[Records from a collection of figures]
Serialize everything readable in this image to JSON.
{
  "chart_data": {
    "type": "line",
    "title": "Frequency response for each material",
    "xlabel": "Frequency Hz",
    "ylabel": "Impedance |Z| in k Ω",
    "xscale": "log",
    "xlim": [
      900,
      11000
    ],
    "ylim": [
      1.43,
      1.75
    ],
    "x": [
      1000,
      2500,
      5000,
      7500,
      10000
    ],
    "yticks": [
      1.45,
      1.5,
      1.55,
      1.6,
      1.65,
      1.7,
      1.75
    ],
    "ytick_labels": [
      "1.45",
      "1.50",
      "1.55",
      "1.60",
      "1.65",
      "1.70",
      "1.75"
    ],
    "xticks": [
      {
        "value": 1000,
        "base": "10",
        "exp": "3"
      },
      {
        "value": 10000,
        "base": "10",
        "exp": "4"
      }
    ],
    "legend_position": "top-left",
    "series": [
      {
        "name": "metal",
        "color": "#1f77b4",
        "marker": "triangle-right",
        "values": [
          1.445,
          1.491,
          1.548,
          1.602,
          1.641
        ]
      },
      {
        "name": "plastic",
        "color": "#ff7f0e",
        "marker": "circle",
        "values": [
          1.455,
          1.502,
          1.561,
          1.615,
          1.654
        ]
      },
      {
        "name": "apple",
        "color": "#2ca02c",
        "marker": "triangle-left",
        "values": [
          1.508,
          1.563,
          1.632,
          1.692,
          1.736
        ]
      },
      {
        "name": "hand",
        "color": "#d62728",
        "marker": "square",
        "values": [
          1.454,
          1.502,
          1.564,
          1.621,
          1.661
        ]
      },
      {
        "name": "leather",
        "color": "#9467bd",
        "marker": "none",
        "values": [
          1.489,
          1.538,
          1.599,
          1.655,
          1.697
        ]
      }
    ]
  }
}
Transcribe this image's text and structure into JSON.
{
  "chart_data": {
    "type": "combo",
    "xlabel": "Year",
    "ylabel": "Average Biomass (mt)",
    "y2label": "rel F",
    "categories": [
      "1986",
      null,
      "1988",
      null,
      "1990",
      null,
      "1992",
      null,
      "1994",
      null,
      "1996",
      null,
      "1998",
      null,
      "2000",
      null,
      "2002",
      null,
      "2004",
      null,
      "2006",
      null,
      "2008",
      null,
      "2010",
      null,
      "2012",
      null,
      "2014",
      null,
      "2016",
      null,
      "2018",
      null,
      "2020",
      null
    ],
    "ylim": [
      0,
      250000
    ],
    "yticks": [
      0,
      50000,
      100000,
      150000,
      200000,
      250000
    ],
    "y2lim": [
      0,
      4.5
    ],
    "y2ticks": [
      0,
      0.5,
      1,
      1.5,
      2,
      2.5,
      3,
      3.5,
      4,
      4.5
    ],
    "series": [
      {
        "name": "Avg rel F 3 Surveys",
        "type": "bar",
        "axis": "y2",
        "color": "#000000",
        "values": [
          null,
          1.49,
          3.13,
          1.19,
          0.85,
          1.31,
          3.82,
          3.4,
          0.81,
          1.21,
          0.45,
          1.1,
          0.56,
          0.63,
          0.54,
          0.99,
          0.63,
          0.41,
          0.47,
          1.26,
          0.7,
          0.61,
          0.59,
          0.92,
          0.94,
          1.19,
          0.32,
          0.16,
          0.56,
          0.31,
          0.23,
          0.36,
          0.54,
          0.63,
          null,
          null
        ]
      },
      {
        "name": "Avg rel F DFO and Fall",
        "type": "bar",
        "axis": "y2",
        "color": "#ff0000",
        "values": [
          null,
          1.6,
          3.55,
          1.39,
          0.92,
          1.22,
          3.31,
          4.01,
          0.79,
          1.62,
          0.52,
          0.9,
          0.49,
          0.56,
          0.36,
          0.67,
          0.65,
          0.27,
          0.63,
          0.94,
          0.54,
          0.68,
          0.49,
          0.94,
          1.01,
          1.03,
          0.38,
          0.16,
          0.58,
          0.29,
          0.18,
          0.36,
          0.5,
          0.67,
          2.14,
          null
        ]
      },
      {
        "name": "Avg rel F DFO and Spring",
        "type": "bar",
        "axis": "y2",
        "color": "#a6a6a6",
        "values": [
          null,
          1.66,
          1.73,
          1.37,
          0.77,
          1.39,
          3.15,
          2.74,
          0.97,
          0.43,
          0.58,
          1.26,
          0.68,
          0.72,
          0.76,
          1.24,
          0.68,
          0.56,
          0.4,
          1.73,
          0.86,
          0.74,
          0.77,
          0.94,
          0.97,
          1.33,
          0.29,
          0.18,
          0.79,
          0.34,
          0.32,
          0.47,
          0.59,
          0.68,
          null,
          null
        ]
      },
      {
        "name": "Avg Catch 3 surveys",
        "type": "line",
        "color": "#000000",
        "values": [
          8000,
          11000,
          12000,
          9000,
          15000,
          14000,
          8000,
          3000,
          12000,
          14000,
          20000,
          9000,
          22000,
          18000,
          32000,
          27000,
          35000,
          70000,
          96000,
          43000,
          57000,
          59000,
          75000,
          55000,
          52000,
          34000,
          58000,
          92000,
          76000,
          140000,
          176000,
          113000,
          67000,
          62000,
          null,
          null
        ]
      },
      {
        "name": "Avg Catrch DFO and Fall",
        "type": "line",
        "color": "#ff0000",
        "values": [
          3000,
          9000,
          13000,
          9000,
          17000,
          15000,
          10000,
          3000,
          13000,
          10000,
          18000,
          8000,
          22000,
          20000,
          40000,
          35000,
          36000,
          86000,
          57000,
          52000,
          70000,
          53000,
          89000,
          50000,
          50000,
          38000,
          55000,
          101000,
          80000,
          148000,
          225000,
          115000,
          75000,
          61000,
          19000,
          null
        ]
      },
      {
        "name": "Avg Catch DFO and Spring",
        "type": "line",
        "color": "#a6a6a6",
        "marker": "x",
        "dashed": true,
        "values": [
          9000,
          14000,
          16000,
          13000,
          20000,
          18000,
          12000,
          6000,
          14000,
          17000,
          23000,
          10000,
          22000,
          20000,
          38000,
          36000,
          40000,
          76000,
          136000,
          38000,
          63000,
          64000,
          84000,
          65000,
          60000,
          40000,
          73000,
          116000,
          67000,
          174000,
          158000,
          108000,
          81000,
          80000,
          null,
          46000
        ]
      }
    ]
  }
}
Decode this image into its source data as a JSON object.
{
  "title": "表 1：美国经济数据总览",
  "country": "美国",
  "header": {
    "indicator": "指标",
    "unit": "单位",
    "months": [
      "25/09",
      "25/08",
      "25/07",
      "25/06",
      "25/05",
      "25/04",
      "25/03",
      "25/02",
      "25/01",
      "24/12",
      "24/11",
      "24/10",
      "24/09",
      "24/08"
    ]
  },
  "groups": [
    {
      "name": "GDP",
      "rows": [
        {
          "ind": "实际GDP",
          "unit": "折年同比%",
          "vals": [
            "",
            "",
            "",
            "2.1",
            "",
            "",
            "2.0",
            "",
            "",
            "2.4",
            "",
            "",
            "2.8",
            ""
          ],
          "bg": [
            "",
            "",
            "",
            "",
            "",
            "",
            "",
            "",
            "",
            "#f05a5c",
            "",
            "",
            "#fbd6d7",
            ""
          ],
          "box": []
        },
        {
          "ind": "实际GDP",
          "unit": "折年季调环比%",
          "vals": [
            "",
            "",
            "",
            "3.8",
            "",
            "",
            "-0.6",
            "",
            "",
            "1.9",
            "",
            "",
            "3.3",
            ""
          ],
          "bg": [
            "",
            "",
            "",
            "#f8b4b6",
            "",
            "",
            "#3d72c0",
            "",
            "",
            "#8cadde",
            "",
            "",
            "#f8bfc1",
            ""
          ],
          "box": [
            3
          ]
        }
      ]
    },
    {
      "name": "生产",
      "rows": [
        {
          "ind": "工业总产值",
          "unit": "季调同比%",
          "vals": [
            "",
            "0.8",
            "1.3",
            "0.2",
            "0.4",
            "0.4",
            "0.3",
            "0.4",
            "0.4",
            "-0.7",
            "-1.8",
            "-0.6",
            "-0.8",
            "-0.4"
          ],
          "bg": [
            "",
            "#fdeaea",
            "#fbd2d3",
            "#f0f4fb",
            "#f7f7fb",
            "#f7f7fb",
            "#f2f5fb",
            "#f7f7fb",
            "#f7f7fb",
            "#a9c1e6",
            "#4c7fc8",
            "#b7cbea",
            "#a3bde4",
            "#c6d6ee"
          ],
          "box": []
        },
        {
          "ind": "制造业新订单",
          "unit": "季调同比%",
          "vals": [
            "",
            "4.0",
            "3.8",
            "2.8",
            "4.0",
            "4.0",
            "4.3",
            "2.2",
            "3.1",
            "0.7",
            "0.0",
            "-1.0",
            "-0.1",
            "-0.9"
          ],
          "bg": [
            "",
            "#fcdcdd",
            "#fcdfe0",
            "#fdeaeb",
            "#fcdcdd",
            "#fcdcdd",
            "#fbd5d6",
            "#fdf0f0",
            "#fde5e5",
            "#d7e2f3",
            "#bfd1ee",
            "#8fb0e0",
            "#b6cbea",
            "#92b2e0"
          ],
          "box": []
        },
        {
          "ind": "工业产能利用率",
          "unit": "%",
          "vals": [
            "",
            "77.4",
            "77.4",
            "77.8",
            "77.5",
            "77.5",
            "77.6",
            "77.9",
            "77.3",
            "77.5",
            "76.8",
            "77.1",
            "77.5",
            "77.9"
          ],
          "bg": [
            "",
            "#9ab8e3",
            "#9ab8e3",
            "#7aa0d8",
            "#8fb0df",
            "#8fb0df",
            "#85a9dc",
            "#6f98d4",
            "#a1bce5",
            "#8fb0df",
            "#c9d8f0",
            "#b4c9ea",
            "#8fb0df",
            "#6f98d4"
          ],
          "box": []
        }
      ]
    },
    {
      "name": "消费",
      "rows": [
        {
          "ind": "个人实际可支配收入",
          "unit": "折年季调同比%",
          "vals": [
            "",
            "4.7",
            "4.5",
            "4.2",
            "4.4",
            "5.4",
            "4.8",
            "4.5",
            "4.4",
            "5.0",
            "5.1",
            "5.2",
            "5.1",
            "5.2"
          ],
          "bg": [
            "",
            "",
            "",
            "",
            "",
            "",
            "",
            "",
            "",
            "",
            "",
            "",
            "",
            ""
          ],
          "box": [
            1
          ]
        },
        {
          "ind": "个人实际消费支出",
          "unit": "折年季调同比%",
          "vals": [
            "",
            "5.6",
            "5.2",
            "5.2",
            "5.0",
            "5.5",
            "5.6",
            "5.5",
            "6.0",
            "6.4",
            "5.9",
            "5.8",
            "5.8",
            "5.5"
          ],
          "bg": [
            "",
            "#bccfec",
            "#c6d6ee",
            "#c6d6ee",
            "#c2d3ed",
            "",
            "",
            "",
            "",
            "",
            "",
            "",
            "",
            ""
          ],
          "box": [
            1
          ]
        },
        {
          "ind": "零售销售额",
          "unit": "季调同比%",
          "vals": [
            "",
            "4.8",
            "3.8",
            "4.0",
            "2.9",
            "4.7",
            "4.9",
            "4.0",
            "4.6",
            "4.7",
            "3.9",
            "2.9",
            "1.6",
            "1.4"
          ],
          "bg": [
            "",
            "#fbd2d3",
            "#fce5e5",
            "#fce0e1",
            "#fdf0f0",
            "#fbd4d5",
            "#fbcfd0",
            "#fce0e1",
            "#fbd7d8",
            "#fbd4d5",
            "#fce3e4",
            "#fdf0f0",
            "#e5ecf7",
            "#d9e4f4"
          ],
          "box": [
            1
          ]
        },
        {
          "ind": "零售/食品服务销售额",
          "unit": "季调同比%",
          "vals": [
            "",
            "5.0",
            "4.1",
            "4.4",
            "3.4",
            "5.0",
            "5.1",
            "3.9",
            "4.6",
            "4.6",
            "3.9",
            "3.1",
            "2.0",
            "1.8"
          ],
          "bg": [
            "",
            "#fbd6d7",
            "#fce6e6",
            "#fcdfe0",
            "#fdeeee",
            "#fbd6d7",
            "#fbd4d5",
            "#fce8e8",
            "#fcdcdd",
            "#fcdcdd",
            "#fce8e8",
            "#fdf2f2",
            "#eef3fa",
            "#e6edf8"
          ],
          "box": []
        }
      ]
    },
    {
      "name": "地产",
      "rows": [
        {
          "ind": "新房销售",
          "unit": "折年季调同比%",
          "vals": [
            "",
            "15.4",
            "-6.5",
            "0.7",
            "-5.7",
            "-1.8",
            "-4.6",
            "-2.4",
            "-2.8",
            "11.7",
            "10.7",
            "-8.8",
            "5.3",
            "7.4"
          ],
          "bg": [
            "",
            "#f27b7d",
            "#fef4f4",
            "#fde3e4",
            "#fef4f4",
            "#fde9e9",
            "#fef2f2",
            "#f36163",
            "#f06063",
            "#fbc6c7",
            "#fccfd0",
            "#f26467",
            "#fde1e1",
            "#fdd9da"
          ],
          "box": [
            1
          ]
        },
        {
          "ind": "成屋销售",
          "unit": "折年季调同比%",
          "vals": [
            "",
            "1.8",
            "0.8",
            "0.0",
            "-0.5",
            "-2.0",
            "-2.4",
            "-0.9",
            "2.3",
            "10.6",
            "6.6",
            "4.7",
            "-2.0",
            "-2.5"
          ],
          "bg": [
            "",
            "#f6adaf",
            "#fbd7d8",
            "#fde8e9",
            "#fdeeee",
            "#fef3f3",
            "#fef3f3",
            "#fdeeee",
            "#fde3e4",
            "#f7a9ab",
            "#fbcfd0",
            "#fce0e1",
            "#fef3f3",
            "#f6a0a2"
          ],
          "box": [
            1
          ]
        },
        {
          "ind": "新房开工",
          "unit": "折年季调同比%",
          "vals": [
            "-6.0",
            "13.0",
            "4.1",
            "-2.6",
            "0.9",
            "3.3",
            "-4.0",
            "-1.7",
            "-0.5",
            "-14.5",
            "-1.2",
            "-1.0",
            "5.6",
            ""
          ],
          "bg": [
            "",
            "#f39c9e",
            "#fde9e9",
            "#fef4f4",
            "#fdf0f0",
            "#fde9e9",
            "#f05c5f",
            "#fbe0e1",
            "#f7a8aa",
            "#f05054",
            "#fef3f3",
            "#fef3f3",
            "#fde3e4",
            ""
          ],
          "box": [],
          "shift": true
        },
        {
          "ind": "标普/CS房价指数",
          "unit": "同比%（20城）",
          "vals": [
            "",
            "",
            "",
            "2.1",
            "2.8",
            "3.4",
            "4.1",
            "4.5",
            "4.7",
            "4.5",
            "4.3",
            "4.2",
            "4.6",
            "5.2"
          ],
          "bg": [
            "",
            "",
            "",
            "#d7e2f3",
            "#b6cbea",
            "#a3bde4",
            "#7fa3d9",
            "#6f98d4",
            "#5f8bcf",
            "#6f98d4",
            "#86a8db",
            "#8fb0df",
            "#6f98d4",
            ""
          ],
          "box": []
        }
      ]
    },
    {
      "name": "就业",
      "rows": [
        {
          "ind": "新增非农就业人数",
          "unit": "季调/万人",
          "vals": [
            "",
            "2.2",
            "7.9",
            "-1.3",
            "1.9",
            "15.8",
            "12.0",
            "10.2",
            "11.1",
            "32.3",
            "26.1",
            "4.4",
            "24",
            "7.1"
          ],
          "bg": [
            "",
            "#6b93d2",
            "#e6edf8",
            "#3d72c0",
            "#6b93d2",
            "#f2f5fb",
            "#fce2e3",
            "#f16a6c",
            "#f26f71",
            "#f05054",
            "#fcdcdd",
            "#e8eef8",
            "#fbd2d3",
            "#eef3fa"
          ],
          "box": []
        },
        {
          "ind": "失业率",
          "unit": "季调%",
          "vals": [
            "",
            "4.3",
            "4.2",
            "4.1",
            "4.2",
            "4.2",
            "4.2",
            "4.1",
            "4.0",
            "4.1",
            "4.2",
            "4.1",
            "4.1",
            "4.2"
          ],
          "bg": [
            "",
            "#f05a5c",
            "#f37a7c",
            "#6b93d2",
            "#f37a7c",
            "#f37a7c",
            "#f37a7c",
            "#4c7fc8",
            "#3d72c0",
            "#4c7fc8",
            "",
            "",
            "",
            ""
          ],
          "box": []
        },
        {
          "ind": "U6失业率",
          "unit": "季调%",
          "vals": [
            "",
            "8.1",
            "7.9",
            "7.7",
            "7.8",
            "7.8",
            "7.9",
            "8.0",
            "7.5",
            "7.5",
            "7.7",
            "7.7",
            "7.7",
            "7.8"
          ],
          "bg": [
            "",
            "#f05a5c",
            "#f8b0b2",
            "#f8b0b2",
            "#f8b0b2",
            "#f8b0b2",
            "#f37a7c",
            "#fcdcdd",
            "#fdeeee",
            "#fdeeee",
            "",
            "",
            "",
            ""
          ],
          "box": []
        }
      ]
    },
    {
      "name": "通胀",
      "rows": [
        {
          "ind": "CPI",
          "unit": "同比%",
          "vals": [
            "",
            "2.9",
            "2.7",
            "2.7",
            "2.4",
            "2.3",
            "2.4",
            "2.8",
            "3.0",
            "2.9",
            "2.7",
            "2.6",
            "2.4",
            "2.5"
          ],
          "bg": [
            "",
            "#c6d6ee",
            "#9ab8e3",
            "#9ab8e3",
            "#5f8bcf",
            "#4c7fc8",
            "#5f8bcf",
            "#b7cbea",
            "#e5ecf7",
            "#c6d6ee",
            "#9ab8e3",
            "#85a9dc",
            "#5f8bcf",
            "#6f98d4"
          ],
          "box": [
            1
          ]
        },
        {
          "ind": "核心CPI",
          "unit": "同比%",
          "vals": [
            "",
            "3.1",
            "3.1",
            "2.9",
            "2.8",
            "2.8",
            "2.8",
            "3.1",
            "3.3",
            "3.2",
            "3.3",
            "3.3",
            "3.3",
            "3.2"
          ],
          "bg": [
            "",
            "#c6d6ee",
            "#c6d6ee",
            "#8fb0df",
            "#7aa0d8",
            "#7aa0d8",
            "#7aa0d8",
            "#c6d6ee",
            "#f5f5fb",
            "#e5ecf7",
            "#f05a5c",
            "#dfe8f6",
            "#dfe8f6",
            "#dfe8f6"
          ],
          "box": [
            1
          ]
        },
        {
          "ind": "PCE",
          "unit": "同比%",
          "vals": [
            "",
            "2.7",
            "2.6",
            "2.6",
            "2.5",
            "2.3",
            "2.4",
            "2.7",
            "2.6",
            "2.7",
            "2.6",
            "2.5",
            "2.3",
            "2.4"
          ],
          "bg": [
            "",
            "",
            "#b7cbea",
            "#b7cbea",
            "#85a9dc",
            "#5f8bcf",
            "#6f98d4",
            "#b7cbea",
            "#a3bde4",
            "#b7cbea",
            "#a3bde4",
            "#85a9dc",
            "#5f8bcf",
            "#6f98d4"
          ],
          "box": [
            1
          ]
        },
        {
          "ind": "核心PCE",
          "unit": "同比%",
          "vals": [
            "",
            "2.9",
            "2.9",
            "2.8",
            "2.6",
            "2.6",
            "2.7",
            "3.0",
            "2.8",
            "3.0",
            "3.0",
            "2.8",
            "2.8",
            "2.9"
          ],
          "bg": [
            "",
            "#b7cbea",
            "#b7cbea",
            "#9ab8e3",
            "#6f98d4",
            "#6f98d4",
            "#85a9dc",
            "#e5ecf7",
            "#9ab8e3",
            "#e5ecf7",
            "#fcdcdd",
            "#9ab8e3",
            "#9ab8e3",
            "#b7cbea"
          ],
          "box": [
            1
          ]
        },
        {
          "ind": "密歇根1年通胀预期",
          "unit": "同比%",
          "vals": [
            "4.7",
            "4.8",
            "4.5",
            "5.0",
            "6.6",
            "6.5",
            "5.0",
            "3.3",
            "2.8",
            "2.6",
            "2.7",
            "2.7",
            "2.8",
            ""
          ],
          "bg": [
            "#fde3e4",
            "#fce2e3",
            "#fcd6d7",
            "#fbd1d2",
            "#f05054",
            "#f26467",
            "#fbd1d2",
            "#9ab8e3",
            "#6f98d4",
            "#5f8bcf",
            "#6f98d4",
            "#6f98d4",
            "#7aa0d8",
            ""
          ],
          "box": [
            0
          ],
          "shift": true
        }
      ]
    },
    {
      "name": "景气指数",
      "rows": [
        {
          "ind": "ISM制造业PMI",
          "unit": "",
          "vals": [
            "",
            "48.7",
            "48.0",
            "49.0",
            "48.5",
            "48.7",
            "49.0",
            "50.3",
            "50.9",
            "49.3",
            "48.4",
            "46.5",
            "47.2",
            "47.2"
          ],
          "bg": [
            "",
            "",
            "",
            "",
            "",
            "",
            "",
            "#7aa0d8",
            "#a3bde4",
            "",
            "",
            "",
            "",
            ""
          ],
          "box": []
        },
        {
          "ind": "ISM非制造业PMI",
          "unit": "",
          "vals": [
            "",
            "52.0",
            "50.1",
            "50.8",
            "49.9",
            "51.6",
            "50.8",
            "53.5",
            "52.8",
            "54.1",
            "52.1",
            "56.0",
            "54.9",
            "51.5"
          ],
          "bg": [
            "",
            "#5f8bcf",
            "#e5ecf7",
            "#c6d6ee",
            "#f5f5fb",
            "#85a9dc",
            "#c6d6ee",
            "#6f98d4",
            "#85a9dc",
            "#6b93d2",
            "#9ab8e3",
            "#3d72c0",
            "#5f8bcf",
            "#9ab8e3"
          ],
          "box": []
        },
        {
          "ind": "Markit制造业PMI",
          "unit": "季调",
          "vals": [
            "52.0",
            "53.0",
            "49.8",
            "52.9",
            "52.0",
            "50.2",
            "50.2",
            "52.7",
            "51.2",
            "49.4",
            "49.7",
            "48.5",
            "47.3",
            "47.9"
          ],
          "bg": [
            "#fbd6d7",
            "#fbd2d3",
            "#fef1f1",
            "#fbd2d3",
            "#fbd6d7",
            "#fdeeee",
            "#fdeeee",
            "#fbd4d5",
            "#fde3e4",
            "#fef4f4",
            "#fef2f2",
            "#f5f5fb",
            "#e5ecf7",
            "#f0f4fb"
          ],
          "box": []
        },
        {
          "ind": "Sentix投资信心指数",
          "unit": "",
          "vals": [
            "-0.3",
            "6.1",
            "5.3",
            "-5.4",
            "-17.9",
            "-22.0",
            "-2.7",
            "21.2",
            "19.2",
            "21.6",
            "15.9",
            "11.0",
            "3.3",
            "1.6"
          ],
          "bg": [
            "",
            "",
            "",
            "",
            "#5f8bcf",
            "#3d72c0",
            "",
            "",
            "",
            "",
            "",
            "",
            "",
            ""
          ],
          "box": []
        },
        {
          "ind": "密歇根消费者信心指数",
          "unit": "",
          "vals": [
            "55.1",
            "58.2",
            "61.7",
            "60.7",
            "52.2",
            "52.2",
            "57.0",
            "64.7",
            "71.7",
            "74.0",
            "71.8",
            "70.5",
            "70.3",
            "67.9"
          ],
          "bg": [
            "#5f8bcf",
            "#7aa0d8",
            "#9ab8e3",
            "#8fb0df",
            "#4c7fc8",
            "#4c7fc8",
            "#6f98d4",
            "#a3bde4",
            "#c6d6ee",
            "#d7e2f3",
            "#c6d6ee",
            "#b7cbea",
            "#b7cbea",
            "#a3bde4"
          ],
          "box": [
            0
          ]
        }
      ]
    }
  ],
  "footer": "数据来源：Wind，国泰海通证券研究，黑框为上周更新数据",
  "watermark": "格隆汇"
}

What the task requires ▸
Find every line in the entries that includes the word "Spring", then state how many there are and nothing else.

Full solution ▸
2